AIM OF THE EXERCISE:
Every record below is to be retyped exactly.

Records contained in a dataset
______

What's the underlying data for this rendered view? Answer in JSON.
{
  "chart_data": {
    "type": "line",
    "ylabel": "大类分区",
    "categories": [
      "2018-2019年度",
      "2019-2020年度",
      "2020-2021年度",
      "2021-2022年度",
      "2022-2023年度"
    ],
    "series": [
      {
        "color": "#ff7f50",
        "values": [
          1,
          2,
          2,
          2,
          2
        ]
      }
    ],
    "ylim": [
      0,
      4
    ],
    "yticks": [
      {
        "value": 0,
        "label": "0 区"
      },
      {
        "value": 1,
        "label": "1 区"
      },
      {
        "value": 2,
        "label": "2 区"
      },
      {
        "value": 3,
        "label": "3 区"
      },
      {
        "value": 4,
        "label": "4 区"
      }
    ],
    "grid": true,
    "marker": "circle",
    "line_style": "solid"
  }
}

______

FINISHED EXERCISE:
What's the underlying data for this rendered view? Answer in JSON.
{
  "chart_data": {
    "type": "line",
    "ylabel": "大类分区",
    "categories": [
      "2018-2019年度",
      "2019-2020年度",
      "2020-2021年度",
      "2021-2022年度",
      "2022-2023年度"
    ],
    "series": [
      {
        "color": "#ff7f50",
        "values": [
          1,
          2,
          2,
          2,
          2
        ]
      }
    ],
    "ylim": [
      0,
      4
    ],
    "yticks": [
      {
        "value": 0,
        "label": "0 区"
      },
      {
        "value": 1,
        "label": "1 区"
      },
      {
        "value": 2,
        "label": "2 区"
      },
      {
        "value": 3,
        "label": "3 区"
      },
      {
        "value": 4,
        "label": "4 区"
      }
    ],
    "grid": true,
    "marker": "circle",
    "line_style": "solid"
  }
}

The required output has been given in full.